--- Exercise brief ---
Find the lines below that contain the string "trois". Copy each one.

--- Saved data entries ---
::::::::::

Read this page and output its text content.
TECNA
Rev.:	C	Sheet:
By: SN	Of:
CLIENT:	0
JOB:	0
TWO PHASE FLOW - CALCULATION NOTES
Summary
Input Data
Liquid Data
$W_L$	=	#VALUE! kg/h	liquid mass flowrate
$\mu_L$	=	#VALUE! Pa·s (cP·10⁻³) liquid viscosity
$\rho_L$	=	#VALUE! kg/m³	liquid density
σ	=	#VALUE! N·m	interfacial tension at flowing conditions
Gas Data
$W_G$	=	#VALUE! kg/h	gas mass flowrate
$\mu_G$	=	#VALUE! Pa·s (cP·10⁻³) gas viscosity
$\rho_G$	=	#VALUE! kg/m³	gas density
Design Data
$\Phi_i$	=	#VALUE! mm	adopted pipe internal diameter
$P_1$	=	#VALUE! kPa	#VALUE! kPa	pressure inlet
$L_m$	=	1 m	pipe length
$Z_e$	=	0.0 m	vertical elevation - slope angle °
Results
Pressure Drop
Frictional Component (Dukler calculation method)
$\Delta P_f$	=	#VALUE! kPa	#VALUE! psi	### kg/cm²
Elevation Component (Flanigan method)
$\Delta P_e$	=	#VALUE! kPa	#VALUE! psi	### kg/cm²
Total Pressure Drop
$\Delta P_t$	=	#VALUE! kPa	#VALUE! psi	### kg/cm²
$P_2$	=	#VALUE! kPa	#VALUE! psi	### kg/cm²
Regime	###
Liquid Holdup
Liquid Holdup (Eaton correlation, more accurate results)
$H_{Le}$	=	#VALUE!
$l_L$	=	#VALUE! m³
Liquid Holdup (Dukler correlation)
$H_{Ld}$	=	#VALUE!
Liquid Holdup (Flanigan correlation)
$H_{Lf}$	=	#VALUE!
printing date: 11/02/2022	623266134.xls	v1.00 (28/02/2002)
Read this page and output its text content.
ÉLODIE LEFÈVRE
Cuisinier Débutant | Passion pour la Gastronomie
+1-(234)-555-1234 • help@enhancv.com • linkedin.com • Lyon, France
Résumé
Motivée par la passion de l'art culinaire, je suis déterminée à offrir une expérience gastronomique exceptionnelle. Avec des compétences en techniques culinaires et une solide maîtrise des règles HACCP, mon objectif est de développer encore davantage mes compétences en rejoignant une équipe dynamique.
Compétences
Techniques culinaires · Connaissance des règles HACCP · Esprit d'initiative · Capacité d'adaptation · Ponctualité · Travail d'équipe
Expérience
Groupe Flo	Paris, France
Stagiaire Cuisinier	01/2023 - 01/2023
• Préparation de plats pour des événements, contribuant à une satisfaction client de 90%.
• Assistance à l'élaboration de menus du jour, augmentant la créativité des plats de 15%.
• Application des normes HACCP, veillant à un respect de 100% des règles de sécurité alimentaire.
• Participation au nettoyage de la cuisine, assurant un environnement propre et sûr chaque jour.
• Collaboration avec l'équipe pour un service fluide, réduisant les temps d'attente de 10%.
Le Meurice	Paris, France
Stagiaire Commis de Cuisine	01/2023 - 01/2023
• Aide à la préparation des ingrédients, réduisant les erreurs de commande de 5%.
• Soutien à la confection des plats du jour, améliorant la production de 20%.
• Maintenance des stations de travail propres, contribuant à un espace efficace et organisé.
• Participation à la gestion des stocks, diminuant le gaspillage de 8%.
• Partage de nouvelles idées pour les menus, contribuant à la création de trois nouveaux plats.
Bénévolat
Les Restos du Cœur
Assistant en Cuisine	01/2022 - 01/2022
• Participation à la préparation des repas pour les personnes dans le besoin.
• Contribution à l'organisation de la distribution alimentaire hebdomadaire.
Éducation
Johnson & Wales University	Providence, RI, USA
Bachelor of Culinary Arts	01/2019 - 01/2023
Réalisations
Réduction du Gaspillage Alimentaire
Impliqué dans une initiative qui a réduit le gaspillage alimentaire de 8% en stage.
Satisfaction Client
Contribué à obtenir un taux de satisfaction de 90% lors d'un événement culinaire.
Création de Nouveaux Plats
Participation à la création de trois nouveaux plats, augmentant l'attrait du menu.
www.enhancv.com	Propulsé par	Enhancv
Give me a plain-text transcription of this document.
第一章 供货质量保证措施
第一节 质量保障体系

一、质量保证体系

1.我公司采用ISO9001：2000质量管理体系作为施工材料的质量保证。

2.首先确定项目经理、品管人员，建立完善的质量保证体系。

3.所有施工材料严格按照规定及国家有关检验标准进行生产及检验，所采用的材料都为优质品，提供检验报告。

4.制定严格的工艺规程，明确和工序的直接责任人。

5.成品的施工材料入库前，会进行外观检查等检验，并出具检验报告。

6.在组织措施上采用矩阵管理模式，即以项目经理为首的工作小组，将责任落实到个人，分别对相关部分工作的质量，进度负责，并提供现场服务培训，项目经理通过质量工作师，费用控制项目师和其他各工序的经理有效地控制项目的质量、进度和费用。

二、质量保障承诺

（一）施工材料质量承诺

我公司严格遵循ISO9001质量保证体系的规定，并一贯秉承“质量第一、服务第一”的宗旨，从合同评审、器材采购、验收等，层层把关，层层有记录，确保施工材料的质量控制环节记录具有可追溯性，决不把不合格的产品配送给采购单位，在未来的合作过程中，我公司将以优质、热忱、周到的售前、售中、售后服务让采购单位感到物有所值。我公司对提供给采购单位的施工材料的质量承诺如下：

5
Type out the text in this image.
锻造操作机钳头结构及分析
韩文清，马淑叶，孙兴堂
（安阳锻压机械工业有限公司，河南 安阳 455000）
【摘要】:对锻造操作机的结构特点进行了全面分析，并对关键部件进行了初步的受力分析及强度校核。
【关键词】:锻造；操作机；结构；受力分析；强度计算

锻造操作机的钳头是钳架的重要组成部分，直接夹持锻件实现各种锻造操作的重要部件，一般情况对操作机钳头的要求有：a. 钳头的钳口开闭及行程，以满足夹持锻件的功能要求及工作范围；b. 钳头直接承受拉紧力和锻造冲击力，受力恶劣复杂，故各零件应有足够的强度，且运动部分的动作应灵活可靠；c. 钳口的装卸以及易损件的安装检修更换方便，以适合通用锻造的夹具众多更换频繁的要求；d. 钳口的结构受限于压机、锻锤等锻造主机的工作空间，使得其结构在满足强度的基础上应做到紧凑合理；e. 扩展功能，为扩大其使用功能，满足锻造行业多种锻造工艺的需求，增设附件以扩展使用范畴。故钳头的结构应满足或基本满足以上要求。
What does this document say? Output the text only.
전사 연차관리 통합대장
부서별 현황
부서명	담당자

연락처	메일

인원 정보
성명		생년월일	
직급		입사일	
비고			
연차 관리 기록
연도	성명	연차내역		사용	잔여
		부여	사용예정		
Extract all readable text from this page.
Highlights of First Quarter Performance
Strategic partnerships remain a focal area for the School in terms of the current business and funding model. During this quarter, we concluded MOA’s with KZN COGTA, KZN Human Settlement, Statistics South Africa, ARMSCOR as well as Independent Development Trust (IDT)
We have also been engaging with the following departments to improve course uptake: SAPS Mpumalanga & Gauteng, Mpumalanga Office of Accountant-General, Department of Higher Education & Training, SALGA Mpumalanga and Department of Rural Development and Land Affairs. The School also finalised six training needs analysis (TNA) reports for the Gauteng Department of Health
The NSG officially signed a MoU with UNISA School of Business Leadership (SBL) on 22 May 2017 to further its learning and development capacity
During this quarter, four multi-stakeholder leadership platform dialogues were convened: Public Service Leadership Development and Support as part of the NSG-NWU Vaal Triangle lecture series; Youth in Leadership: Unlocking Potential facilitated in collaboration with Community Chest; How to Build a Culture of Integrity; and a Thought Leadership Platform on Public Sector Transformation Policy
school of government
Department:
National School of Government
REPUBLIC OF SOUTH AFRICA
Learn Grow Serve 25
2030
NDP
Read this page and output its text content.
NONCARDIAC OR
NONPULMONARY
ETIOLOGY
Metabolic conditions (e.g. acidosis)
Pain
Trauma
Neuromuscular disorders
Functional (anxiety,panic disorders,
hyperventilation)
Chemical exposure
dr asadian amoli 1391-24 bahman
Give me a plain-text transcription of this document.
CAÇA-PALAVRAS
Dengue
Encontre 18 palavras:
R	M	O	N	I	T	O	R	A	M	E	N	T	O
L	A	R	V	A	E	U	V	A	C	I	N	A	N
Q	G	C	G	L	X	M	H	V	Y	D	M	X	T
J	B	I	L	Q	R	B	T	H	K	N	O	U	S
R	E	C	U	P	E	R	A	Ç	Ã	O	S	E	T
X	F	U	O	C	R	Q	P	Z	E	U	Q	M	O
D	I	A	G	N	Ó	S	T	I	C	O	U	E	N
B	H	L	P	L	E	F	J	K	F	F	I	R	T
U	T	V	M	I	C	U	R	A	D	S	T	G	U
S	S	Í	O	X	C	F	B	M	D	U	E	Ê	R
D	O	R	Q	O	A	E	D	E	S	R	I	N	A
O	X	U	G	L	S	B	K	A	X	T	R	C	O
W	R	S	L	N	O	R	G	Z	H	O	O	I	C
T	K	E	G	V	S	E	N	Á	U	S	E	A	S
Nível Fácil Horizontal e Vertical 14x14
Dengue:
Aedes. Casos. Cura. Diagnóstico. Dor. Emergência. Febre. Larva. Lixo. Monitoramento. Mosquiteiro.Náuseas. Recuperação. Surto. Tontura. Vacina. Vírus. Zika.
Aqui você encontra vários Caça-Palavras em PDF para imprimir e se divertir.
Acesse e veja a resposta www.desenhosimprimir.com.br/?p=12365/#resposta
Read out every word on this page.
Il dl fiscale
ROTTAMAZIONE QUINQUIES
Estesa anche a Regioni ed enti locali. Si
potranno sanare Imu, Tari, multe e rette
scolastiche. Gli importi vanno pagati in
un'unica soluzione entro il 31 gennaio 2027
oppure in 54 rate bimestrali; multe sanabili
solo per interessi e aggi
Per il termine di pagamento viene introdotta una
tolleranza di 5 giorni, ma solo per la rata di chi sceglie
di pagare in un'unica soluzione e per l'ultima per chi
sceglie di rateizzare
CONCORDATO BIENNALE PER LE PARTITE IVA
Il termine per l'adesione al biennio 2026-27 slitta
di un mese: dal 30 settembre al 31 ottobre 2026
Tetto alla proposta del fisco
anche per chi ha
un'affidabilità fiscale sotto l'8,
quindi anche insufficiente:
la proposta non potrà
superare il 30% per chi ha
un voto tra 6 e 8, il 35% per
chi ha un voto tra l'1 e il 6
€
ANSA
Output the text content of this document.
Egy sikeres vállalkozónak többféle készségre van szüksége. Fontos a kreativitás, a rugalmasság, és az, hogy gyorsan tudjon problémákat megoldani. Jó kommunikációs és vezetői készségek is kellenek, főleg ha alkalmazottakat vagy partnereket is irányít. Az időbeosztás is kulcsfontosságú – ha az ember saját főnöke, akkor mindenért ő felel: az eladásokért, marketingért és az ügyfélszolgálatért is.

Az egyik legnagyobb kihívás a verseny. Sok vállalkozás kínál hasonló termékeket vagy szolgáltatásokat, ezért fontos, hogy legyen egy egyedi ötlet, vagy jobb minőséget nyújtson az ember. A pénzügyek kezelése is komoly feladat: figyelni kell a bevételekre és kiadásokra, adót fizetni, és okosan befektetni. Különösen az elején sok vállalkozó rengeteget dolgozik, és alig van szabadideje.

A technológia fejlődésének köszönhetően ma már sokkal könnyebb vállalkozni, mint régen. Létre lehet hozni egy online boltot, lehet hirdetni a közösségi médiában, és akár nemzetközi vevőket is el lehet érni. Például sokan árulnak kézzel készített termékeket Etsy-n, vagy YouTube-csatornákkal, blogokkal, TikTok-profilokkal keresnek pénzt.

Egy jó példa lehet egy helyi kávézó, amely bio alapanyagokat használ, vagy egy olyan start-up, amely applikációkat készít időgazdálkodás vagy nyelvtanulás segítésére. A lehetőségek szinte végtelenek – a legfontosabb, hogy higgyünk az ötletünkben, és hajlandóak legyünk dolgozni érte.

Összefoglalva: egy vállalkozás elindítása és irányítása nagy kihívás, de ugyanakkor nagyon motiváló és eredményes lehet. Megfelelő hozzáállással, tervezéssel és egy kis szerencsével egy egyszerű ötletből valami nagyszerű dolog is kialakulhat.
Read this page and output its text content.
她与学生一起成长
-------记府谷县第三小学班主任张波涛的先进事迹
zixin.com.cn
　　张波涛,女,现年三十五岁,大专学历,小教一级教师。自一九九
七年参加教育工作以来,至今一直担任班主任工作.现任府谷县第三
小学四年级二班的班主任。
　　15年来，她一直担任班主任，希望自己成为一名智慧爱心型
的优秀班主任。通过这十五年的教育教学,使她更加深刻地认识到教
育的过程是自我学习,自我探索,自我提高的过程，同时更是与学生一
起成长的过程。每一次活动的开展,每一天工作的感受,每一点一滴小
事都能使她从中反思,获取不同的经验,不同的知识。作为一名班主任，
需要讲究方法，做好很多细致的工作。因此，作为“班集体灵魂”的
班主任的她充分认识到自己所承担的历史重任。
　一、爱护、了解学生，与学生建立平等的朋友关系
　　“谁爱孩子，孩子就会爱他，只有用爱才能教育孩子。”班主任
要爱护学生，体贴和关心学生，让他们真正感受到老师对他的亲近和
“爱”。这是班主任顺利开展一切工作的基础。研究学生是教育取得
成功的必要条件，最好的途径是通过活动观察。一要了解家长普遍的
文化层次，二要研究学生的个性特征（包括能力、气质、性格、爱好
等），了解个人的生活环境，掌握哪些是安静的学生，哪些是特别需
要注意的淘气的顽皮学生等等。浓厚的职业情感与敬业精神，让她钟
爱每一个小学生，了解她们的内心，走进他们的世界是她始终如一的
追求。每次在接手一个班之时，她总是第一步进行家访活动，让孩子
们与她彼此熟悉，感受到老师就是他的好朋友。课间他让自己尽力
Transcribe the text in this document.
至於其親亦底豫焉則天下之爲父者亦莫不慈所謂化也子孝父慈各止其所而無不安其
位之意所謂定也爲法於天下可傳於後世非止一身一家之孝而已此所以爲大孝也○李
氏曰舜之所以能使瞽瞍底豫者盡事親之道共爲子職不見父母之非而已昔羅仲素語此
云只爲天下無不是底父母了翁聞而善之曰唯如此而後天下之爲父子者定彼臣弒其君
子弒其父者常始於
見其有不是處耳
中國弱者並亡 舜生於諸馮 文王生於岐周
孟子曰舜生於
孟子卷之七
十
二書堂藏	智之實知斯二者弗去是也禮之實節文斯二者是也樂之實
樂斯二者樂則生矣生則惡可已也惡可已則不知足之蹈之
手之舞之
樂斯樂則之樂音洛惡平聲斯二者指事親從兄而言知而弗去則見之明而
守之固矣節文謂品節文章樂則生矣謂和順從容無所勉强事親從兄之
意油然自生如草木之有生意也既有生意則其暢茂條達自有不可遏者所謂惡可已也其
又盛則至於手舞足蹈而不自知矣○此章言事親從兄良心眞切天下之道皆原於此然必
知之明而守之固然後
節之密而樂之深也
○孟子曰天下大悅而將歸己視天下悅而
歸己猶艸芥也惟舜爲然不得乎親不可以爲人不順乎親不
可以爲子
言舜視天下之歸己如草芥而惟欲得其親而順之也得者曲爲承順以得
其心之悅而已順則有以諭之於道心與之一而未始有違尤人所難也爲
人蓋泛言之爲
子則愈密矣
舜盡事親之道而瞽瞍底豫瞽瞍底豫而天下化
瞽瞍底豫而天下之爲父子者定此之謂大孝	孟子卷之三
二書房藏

::::::::::

--- Result of this task ---
• Partage de nouvelles idées pour les menus, contribuant à la création de trois nouveaux plats.
Participation à la création de trois nouveaux plats, augmentant l'attrait du menu.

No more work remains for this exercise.